REQUIREMENT A
In the passage on chronic pain and health behaviors, what share of participants reported at least some problem with inactivity?
REQUIREMENT B
Continue the passage on chronic pain and health behaviors, picking up after its final sentence.

═══ SELECTED EXTRACT

A significant portion (68.4%) of participants had reported at least some problem with inactivity. Chronic pain sufferers, including those with intractable and refractory chronic pain, can often express fear that exercise or any other physical activity will exacerbate pain. Studies have shown an association between physical activity and exercise and a lower prevalence of chronic musculoskeletal complaints, although the question of whether chronic pain is a cause or consequence of inactivity remains unanswered.14

Overeating was also a common issue in about half of participants. It may be that depression may lead one to overeat in response to negative emotions, and findings of moderate levels of depressive symptoms in this sample may suggest such a relationship. Following this, some suggest that there may be a link between chronic pain and overeating, although such a relationship has been found more so with obese patients who are also suffering from chronic pain.15 Nevertheless, the relationship between chronic pain and overeating appears to be little explored, and thus warrants further investigation.

══════
═══ RECORDED DATA

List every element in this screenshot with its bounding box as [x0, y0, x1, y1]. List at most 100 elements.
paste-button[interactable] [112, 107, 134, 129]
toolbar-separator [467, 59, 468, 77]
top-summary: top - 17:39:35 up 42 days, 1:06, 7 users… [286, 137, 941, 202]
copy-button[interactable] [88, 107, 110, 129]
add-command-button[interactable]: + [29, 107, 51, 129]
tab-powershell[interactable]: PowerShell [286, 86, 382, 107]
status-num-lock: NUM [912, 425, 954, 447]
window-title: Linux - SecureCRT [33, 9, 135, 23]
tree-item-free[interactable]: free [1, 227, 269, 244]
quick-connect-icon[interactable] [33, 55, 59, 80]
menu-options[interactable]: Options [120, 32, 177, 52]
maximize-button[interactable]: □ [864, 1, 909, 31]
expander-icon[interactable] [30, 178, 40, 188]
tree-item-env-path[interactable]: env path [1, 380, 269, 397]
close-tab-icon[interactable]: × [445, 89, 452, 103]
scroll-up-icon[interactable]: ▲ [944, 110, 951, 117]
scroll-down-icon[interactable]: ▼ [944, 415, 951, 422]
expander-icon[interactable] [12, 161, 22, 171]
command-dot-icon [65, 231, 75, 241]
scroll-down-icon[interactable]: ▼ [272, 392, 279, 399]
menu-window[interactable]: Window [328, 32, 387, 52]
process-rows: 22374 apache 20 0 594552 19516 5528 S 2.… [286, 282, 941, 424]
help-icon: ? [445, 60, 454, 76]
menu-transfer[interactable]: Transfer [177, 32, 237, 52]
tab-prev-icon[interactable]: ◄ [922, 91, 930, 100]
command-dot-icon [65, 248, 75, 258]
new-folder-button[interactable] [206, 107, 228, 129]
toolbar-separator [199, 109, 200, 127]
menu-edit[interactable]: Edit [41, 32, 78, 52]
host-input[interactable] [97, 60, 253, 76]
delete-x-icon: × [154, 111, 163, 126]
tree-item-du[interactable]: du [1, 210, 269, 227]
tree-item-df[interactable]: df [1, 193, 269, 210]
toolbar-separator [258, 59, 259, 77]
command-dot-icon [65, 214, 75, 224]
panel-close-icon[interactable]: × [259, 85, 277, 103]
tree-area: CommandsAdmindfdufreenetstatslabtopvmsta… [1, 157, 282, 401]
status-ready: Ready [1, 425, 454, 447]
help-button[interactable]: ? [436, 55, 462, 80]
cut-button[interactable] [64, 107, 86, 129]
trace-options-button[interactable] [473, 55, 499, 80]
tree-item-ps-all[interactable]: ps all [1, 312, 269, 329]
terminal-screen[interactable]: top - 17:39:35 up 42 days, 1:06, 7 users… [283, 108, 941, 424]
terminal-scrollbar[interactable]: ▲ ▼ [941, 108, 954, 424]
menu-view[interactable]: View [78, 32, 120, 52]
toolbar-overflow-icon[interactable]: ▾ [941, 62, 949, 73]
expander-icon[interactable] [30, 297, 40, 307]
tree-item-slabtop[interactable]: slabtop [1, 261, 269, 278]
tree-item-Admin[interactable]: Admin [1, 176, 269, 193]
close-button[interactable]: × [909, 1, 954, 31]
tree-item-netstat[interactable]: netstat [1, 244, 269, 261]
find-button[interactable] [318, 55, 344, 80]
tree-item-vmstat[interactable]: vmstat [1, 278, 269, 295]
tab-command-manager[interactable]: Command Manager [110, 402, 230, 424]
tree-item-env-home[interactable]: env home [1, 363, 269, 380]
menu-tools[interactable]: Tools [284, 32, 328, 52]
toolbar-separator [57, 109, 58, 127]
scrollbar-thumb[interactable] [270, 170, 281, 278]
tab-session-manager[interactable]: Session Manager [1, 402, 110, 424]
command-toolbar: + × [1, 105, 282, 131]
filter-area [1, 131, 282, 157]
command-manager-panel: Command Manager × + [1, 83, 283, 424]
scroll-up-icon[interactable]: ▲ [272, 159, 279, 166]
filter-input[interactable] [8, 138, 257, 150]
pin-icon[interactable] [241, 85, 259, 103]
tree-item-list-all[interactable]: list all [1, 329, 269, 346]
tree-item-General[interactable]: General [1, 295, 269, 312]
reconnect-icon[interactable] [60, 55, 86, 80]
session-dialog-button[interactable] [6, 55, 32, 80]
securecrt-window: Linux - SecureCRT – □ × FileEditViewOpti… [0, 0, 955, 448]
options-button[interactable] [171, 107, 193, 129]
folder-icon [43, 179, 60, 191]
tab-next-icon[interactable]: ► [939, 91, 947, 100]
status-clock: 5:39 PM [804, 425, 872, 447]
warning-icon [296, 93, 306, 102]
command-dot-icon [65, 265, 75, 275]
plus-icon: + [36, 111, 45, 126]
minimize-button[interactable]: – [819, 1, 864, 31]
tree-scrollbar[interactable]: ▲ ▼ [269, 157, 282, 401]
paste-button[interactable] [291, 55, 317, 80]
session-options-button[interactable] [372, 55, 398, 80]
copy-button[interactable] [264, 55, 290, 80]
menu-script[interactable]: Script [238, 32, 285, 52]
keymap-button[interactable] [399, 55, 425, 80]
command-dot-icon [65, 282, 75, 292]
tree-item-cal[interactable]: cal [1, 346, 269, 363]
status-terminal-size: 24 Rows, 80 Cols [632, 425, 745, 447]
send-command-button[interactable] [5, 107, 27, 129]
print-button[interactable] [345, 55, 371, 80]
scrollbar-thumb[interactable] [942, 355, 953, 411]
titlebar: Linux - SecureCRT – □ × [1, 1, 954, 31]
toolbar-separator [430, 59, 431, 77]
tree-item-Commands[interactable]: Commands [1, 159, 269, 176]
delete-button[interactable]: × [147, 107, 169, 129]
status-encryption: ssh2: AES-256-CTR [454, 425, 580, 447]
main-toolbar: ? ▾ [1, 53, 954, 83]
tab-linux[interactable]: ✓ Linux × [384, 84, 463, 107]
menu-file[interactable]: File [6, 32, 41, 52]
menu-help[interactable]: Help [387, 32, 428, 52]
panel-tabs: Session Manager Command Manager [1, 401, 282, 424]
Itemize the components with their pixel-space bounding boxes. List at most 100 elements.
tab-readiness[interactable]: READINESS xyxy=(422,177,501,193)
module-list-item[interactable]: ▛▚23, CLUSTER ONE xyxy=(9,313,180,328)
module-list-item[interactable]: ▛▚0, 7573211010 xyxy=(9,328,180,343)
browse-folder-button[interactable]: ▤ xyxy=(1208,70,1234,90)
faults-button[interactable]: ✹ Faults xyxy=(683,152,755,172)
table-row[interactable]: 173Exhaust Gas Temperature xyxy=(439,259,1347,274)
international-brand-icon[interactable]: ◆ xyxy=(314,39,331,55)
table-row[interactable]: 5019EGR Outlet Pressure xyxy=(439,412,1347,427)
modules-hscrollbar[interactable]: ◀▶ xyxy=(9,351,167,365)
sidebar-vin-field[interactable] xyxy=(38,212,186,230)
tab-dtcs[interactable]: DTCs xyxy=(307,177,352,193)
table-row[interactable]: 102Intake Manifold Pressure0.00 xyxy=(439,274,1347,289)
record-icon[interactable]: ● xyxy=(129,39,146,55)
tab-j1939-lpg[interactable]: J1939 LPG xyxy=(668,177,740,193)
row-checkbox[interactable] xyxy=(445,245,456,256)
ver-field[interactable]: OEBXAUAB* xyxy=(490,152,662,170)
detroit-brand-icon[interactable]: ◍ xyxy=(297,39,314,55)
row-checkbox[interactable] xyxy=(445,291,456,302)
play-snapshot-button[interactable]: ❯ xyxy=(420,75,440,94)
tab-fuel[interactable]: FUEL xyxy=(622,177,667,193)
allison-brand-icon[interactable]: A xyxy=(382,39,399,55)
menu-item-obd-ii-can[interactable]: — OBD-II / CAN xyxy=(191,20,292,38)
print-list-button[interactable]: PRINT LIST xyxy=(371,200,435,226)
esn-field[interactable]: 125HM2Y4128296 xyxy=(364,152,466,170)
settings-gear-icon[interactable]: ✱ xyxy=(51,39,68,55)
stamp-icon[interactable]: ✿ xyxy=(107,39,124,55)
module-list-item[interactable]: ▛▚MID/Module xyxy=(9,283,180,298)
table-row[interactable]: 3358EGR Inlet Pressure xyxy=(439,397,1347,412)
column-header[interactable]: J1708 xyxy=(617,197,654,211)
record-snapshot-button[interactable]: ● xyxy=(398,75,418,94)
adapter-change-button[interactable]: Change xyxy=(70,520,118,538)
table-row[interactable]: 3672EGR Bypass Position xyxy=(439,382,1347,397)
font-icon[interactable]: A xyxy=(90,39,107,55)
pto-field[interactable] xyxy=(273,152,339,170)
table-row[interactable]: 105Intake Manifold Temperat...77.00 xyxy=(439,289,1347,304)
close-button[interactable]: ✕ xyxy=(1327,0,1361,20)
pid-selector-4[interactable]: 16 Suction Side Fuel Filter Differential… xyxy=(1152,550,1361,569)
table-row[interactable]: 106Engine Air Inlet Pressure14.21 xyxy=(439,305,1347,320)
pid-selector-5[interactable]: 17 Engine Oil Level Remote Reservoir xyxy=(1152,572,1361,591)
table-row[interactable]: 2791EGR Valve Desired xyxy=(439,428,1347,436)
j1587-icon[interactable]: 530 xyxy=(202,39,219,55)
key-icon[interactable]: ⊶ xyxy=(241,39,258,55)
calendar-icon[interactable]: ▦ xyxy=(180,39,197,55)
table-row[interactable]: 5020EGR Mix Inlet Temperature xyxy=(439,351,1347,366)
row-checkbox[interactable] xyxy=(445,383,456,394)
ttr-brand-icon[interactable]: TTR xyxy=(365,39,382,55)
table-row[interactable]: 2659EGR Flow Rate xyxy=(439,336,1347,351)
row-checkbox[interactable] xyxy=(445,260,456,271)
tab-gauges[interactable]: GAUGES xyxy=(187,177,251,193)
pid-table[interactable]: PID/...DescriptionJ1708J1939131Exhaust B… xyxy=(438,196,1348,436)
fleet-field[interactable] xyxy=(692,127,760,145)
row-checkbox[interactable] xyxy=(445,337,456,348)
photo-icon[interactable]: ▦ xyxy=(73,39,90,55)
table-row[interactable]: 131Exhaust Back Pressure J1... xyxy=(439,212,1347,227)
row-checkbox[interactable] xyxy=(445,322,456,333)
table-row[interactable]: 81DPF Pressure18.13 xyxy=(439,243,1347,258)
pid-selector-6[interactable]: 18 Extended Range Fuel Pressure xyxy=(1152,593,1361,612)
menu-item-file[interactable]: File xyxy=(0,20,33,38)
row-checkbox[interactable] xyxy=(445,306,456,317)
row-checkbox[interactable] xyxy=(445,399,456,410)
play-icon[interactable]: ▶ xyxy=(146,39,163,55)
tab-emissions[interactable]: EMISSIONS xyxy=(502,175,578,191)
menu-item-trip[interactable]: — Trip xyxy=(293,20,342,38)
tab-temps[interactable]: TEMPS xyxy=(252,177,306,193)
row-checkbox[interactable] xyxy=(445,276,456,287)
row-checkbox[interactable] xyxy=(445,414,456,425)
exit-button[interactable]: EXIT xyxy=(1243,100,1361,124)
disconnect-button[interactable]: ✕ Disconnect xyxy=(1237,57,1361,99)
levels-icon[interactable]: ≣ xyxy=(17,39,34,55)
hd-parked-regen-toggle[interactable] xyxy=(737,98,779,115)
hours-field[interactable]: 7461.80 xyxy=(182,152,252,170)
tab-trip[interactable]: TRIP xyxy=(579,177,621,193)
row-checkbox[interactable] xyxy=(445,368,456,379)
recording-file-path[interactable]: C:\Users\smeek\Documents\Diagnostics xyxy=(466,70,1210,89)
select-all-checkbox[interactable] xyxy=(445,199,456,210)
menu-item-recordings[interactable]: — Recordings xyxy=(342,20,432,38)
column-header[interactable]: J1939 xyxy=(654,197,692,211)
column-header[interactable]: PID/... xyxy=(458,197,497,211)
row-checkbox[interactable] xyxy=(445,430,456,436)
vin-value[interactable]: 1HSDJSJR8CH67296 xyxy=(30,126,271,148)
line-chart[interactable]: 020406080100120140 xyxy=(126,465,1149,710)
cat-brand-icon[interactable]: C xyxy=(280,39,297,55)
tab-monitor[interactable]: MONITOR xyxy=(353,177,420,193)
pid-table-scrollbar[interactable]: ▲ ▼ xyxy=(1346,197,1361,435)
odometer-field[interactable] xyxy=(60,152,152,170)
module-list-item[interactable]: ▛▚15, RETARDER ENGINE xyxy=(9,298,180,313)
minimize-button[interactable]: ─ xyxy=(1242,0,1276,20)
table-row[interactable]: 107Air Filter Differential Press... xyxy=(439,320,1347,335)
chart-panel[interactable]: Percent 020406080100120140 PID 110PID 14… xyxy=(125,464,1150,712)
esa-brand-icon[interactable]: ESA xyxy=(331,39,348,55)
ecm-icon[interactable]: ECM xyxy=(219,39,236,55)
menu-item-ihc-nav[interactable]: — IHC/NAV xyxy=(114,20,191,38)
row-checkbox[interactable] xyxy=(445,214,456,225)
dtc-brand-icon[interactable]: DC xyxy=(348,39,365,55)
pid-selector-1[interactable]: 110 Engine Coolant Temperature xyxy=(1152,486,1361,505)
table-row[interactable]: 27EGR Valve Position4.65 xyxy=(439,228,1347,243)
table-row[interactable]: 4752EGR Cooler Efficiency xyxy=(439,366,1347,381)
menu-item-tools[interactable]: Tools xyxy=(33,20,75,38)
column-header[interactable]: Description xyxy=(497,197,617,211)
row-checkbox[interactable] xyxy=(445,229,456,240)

══════

WRITTEN ANSWER A
68.4%

WRITTEN ANSWER B
Several mean clinical scores on various psychometric instruments were elevated in this sample. These included several stress moderator scales on the MBMD—illness apprehension, functional deficits, and pain sensitivity. In addition, adjustment difficulties were noted as a possibility in terms of treatment prognosis and management issues. The lack of any findings of depression or anxiety on these larger measures (ie, MBMD, MCMI-III, and MMPI-2-RF) stand in contrast against the findings of moderate levels of depressive and anxiety-related symptoms as denoted by the BDI-II and BAI. Sampling issues may have played a role in this, as was the case with the limited number of respondents who completed the MMPI-2-RF. However, such a discrepancy may be a function of how each measure is designed, with the BDI-II and BAI generally examining symptoms, while the larger measures take into account a wider range of variables.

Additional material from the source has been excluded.